[Dataset records]
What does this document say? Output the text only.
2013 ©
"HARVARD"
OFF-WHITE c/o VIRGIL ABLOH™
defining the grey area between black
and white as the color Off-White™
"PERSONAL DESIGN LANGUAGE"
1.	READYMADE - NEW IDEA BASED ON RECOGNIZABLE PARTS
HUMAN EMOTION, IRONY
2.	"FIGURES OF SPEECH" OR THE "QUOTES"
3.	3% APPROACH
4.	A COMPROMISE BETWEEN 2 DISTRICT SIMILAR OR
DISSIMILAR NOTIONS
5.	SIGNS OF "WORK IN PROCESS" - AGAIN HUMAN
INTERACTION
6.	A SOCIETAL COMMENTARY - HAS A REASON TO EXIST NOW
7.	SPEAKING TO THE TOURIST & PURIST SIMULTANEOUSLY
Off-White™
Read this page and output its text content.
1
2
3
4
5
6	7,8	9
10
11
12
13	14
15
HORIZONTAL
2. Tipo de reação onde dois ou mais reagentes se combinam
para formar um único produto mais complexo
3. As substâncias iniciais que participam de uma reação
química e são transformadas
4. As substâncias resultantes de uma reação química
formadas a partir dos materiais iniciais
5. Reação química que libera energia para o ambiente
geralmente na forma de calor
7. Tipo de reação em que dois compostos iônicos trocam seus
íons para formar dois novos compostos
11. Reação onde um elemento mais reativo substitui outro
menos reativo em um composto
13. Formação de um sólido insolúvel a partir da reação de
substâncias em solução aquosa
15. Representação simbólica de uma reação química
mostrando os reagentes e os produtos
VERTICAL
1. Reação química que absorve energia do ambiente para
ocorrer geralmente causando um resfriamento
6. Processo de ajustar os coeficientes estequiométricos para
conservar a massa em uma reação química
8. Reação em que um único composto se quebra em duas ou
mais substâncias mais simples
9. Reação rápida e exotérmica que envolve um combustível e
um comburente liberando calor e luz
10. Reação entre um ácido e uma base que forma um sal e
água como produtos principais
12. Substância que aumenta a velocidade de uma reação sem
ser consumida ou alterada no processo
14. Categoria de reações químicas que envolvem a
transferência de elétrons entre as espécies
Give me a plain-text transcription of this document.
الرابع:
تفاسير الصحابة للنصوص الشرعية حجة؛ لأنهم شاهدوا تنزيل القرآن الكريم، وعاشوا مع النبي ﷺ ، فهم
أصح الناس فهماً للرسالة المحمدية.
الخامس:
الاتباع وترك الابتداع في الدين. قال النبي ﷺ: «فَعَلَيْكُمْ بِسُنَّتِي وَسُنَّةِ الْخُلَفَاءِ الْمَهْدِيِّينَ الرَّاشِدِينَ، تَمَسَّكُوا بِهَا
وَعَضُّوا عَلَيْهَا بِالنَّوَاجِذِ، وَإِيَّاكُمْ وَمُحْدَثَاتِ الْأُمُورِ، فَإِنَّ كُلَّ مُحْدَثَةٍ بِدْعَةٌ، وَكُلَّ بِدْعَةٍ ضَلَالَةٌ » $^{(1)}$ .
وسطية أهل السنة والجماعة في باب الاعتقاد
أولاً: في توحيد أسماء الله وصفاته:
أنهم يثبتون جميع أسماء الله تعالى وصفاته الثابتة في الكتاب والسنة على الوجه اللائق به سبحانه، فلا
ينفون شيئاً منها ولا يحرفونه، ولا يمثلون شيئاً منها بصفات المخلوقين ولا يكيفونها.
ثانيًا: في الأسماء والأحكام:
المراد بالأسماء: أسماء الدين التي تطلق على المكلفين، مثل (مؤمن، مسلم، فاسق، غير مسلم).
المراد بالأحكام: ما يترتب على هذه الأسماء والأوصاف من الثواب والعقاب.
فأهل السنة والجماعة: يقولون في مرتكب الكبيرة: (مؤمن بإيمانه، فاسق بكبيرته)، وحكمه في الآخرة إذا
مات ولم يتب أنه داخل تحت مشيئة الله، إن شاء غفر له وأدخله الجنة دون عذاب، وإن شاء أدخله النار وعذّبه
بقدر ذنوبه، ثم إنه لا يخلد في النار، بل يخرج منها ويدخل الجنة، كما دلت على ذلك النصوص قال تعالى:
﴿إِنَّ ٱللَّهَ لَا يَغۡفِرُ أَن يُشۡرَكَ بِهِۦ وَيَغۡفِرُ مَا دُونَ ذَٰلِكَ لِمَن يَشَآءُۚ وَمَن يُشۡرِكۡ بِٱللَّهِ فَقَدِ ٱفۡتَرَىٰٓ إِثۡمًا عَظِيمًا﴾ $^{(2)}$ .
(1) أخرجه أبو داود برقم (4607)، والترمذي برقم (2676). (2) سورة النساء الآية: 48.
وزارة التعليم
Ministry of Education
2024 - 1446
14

**STATED GOAL**
Every line that holds the string "Tipo" should be returned.

**EXERCISE RESPONSE**
2. Tipo de reação onde dois ou mais reagentes se combinam
7. Tipo de reação em que dois compostos iônicos trocam seus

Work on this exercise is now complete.